* _DESCRIPTION OF THE TASK_
Format the stretch from the start of the data through the line containing "legend-r-value-dominican: 0.472 <box>652" as a JSON list of strings, with one string per line and blank lines omitted.

::: DATA SHOWN

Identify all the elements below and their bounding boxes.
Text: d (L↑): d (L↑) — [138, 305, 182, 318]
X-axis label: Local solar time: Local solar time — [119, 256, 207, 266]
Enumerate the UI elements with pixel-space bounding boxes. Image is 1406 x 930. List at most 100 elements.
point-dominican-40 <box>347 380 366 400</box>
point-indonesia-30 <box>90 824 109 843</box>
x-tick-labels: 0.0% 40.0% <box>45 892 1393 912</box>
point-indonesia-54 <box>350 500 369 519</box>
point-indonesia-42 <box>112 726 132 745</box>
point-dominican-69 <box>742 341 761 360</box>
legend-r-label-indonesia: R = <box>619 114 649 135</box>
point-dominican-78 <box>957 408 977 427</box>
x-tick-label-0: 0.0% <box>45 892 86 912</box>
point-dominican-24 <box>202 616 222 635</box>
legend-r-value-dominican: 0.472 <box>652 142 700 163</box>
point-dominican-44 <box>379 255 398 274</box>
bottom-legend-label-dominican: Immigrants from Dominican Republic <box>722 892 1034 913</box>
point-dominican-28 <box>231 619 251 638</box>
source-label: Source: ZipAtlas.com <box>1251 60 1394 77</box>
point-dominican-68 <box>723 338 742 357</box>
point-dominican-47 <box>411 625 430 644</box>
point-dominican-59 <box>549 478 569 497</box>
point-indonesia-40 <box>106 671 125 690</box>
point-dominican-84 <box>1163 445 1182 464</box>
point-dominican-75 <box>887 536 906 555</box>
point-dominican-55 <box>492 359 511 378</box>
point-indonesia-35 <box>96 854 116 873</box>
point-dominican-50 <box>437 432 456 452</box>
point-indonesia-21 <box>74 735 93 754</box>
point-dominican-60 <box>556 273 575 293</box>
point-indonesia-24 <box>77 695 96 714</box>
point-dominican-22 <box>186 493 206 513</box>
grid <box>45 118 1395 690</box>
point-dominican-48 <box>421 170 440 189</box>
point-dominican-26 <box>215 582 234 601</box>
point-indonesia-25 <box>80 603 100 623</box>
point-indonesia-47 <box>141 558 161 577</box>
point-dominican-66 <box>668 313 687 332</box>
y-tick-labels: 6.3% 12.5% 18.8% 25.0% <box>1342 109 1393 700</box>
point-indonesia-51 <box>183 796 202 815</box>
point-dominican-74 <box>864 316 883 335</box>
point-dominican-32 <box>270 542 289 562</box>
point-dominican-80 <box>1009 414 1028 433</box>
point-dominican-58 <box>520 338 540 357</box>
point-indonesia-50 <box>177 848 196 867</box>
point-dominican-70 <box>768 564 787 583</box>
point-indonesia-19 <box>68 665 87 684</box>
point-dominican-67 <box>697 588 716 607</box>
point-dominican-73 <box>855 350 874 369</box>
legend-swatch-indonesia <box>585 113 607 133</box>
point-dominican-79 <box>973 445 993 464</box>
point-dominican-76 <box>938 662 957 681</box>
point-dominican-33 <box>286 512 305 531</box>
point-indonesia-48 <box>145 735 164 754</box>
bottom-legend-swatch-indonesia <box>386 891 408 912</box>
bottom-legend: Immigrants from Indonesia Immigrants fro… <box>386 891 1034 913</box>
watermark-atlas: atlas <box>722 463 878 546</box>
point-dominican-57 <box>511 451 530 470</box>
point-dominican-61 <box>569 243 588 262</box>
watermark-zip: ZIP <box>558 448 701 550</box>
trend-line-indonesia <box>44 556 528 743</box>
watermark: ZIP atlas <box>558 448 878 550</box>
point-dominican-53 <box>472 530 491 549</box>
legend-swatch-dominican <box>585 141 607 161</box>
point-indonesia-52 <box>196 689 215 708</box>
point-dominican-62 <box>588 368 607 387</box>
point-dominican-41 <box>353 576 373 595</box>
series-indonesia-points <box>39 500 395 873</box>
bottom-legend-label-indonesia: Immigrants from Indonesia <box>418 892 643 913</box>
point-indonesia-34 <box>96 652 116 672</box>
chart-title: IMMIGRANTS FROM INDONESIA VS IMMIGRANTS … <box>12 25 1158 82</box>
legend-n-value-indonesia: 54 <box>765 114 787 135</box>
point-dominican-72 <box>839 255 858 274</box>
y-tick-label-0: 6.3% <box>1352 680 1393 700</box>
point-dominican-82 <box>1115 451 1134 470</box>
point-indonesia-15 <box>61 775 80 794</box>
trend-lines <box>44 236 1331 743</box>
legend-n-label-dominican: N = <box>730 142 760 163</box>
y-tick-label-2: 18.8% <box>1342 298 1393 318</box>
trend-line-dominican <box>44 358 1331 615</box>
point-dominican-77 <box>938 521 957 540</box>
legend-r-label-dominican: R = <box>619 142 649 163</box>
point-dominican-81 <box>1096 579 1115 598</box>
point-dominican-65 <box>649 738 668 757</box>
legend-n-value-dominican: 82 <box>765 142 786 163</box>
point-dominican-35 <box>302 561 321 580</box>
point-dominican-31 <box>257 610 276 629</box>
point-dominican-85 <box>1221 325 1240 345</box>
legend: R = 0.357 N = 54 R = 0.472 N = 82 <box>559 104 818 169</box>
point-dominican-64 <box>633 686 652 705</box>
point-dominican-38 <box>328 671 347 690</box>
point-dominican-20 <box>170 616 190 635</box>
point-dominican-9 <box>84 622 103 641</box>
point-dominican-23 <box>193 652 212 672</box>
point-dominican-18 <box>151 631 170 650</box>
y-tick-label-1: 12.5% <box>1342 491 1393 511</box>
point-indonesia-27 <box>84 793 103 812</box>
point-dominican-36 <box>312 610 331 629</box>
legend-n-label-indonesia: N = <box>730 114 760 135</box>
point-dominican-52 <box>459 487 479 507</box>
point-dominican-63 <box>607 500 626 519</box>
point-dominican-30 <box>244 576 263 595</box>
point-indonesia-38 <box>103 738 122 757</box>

::::::

* _REPLY TO THE EXERCISE_
[
  "Identify all the elements below and their bounding boxes.",
  "Text: d (L↑): d (L↑) — [138, 305, 182, 318]",
  "X-axis label: Local solar time: Local solar time — [119, 256, 207, 266]",
  "Enumerate the UI elements with pixel-space bounding boxes. Image is 1406 x 930. List at most 100 elements.",
  "point-dominican-40 <box>347 380 366 400</box>",
  "point-indonesia-30 <box>90 824 109 843</box>",
  "x-tick-labels: 0.0% 40.0% <box>45 892 1393 912</box>",
  "point-indonesia-54 <box>350 500 369 519</box>",
  "point-indonesia-42 <box>112 726 132 745</box>",
  "point-dominican-69 <box>742 341 761 360</box>",
  "legend-r-label-indonesia: R = <box>619 114 649 135</box>",
  "point-dominican-78 <box>957 408 977 427</box>",
  "x-tick-label-0: 0.0% <box>45 892 86 912</box>",
  "point-dominican-24 <box>202 616 222 635</box>",
  "legend-r-value-dominican: 0.472 <box>652 142 700 163</box>"
]